§ **What is being asked**:
Print the full listing exactly.

§ **Data listing**:
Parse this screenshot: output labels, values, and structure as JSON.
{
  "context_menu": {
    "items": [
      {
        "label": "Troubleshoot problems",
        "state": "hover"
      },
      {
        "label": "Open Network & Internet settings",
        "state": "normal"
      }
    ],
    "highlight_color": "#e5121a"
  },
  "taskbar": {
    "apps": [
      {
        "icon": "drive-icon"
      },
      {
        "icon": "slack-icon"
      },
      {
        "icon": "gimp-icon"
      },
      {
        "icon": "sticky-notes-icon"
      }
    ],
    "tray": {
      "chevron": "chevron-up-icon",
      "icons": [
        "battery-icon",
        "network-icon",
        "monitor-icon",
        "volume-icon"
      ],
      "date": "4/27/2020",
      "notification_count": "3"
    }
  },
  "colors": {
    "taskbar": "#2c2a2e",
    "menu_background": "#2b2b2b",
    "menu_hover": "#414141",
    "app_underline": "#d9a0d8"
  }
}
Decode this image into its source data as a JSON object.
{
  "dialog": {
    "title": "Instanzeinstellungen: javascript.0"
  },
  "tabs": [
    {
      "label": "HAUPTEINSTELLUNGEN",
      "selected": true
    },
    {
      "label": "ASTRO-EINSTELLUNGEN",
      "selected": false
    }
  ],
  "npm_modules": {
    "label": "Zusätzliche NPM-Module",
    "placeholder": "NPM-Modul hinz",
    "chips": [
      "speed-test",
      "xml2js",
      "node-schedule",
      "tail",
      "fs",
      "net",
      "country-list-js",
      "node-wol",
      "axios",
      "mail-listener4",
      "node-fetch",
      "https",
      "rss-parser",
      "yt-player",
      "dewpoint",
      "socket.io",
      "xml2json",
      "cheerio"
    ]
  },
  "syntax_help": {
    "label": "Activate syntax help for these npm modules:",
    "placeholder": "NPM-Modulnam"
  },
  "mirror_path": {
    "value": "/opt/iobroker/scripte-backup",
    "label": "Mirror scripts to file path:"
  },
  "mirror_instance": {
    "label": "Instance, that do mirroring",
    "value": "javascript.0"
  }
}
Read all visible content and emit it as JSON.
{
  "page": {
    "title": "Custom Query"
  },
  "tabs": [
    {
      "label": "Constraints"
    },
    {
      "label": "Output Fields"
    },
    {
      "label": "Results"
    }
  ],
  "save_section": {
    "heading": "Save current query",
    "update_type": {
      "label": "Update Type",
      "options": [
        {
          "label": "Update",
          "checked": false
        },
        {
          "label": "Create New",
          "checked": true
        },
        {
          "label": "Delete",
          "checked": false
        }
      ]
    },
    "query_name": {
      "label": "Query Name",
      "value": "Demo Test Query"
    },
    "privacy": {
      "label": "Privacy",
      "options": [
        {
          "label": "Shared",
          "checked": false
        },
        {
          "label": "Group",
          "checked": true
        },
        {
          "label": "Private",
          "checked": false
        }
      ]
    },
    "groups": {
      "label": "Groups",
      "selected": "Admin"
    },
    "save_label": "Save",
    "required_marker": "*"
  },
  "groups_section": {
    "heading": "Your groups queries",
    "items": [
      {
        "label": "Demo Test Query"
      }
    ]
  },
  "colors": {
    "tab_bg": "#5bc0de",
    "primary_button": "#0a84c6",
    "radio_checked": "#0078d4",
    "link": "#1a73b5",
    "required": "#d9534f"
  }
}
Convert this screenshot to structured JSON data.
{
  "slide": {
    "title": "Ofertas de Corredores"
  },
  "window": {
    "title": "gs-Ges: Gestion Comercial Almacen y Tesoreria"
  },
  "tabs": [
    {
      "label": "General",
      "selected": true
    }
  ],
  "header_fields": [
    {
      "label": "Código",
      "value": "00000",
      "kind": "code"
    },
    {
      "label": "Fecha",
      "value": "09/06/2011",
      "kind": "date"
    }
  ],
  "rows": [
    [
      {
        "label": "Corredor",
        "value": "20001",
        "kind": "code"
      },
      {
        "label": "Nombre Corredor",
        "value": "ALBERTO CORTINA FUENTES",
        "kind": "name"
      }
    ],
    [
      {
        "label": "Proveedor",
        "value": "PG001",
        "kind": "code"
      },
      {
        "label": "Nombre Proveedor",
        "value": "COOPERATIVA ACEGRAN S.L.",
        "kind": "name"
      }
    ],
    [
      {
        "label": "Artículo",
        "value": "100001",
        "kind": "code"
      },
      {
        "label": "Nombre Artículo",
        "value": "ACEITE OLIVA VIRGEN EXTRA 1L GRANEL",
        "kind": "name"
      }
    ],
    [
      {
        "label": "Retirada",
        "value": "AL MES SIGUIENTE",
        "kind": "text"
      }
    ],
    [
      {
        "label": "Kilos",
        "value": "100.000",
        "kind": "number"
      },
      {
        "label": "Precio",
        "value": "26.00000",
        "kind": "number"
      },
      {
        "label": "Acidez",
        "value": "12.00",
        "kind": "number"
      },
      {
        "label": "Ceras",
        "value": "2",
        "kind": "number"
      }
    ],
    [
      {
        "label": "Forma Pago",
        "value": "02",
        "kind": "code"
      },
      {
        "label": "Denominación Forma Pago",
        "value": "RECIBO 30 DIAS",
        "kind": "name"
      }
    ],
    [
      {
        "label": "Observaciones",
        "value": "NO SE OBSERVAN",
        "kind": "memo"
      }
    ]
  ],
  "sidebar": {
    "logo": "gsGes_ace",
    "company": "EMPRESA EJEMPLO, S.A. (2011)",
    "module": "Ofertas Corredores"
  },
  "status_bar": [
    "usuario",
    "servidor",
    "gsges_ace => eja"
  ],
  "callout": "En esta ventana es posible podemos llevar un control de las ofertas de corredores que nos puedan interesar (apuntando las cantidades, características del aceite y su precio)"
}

§ **Solution to this task**:
Parse this screenshot: output labels, values, and structure as JSON.
{
  "context_menu": {
    "items": [
      {
        "label": "Troubleshoot problems",
        "state": "hover"
      },
      {
        "label": "Open Network & Internet settings",
        "state": "normal"
      }
    ],
    "highlight_color": "#e5121a"
  },
  "taskbar": {
    "apps": [
      {
        "icon": "drive-icon"
      },
      {
        "icon": "slack-icon"
      },
      {
        "icon": "gimp-icon"
      },
      {
        "icon": "sticky-notes-icon"
      }
    ],
    "tray": {
      "chevron": "chevron-up-icon",
      "icons": [
        "battery-icon",
        "network-icon",
        "monitor-icon",
        "volume-icon"
      ],
      "date": "4/27/2020",
      "notification_count": "3"
    }
  },
  "colors": {
    "taskbar": "#2c2a2e",
    "menu_background": "#2b2b2b",
    "menu_hover": "#414141",
    "app_underline": "#d9a0d8"
  }
}
Decode this image into its source data as a JSON object.
{
  "dialog": {
    "title": "Instanzeinstellungen: javascript.0"
  },
  "tabs": [
    {
      "label": "HAUPTEINSTELLUNGEN",
      "selected": true
    },
    {
      "label": "ASTRO-EINSTELLUNGEN",
      "selected": false
    }
  ],
  "npm_modules": {
    "label": "Zusätzliche NPM-Module",
    "placeholder": "NPM-Modul hinz",
    "chips": [
      "speed-test",
      "xml2js",
      "node-schedule",
      "tail",
      "fs",
      "net",
      "country-list-js",
      "node-wol",
      "axios",
      "mail-listener4",
      "node-fetch",
      "https",
      "rss-parser",
      "yt-player",
      "dewpoint",
      "socket.io",
      "xml2json",
      "cheerio"
    ]
  },
  "syntax_help": {
    "label": "Activate syntax help for these npm modules:",
    "placeholder": "NPM-Modulnam"
  },
  "mirror_path": {
    "value": "/opt/iobroker/scripte-backup",
    "label": "Mirror scripts to file path:"
  },
  "mirror_instance": {
    "label": "Instance, that do mirroring",
    "value": "javascript.0"
  }
}
Read all visible content and emit it as JSON.
{
  "page": {
    "title": "Custom Query"
  },
  "tabs": [
    {
      "label": "Constraints"
    },
    {
      "label": "Output Fields"
    },
    {
      "label": "Results"
    }
  ],
  "save_section": {
    "heading": "Save current query",
    "update_type": {
      "label": "Update Type",
      "options": [
        {
          "label": "Update",
          "checked": false
        },
        {
          "label": "Create New",
          "checked": true
        },
        {
          "label": "Delete",
          "checked": false
        }
      ]
    },
    "query_name": {
      "label": "Query Name",
      "value": "Demo Test Query"
    },
    "privacy": {
      "label": "Privacy",
      "options": [
        {
          "label": "Shared",
          "checked": false
        },
        {
          "label": "Group",
          "checked": true
        },
        {
          "label": "Private",
          "checked": false
        }
      ]
    },
    "groups": {
      "label": "Groups",
      "selected": "Admin"
    },
    "save_label": "Save",
    "required_marker": "*"
  },
  "groups_section": {
    "heading": "Your groups queries",
    "items": [
      {
        "label": "Demo Test Query"
      }
    ]
  },
  "colors": {
    "tab_bg": "#5bc0de",
    "primary_button": "#0a84c6",
    "radio_checked": "#0078d4",
    "link": "#1a73b5",
    "required": "#d9534f"
  }
}
Convert this screenshot to structured JSON data.
{
  "slide": {
    "title": "Ofertas de Corredores"
  },
  "window": {
    "title": "gs-Ges: Gestion Comercial Almacen y Tesoreria"
  },
  "tabs": [
    {
      "label": "General",
      "selected": true
    }
  ],
  "header_fields": [
    {
      "label": "Código",
      "value": "00000",
      "kind": "code"
    },
    {
      "label": "Fecha",
      "value": "09/06/2011",
      "kind": "date"
    }
  ],
  "rows": [
    [
      {
        "label": "Corredor",
        "value": "20001",
        "kind": "code"
      },
      {
        "label": "Nombre Corredor",
        "value": "ALBERTO CORTINA FUENTES",
        "kind": "name"
      }
    ],
    [
      {
        "label": "Proveedor",
        "value": "PG001",
        "kind": "code"
      },
      {
        "label": "Nombre Proveedor",
        "value": "COOPERATIVA ACEGRAN S.L.",
        "kind": "name"
      }
    ],
    [
      {
        "label": "Artículo",
        "value": "100001",
        "kind": "code"
      },
      {
        "label": "Nombre Artículo",
        "value": "ACEITE OLIVA VIRGEN EXTRA 1L GRANEL",
        "kind": "name"
      }
    ],
    [
      {
        "label": "Retirada",
        "value": "AL MES SIGUIENTE",
        "kind": "text"
      }
    ],
    [
      {
        "label": "Kilos",
        "value": "100.000",
        "kind": "number"
      },
      {
        "label": "Precio",
        "value": "26.00000",
        "kind": "number"
      },
      {
        "label": "Acidez",
        "value": "12.00",
        "kind": "number"
      },
      {
        "label": "Ceras",
        "value": "2",
        "kind": "number"
      }
    ],
    [
      {
        "label": "Forma Pago",
        "value": "02",
        "kind": "code"
      },
      {
        "label": "Denominación Forma Pago",
        "value": "RECIBO 30 DIAS",
        "kind": "name"
      }
    ],
    [
      {
        "label": "Observaciones",
        "value": "NO SE OBSERVAN",
        "kind": "memo"
      }
    ]
  ],
  "sidebar": {
    "logo": "gsGes_ace",
    "company": "EMPRESA EJEMPLO, S.A. (2011)",
    "module": "Ofertas Corredores"
  },
  "status_bar": [
    "usuario",
    "servidor",
    "gsges_ace => eja"
  ],
  "callout": "En esta ventana es posible podemos llevar un control de las ofertas de corredores que nos puedan interesar (apuntando las cantidades, características del aceite y su precio)"
}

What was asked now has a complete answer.